▸ What the task requires: Identify the lines holding "provided" and copy them.

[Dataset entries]
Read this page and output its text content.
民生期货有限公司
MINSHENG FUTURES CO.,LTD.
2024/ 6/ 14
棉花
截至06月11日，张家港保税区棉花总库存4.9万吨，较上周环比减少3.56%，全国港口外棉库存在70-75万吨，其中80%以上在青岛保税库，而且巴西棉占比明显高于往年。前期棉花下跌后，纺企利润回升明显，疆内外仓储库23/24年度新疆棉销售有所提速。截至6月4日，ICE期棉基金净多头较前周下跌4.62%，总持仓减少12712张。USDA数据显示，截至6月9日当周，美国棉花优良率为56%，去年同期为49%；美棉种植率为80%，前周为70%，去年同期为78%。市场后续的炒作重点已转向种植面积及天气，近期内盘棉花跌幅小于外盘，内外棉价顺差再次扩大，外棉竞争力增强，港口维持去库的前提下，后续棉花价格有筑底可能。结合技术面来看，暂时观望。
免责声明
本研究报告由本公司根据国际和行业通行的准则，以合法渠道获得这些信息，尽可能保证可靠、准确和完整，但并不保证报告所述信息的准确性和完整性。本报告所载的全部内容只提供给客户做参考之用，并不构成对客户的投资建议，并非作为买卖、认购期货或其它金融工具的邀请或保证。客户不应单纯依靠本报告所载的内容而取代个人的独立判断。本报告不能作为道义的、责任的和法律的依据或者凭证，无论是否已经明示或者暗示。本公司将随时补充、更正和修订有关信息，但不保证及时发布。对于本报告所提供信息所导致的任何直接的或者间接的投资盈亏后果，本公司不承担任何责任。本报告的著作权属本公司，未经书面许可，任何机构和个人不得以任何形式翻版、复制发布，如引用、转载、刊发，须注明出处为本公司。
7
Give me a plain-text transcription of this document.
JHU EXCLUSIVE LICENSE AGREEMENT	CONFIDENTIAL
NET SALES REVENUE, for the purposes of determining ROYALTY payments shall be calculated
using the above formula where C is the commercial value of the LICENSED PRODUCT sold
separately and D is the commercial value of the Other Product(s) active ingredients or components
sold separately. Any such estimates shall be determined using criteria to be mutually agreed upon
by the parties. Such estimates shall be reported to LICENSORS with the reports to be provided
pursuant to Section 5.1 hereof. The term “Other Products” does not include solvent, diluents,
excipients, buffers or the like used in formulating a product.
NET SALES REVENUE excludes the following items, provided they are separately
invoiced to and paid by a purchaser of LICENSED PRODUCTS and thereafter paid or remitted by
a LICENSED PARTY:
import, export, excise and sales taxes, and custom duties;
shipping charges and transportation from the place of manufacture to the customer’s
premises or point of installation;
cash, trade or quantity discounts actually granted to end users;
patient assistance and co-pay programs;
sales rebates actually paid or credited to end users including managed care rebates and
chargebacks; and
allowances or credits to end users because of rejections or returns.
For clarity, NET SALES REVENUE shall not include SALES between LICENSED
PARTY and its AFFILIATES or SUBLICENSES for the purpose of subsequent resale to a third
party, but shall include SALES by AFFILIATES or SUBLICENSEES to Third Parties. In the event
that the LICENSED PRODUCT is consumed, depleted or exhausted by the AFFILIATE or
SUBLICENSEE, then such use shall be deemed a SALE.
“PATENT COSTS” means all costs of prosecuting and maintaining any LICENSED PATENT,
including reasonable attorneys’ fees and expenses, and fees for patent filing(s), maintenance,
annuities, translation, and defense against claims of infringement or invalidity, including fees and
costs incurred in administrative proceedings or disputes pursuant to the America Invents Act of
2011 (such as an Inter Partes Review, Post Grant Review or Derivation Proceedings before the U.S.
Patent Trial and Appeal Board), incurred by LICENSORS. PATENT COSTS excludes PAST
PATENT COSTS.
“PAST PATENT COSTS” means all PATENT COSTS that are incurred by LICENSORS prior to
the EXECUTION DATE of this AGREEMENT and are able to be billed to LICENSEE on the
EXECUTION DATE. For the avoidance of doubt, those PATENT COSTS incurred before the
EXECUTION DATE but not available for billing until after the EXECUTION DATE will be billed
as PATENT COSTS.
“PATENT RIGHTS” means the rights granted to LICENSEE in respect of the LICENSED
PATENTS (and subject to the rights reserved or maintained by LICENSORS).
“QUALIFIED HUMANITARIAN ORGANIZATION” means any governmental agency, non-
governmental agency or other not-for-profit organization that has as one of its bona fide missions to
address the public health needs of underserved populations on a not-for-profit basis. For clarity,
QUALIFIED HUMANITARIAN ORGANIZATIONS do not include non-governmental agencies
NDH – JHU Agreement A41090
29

▸ Result for this exercise:
by the parties. Such estimates shall be reported to LICENSORS with the reports to be provided
NET SALES REVENUE excludes the following items, provided they are separately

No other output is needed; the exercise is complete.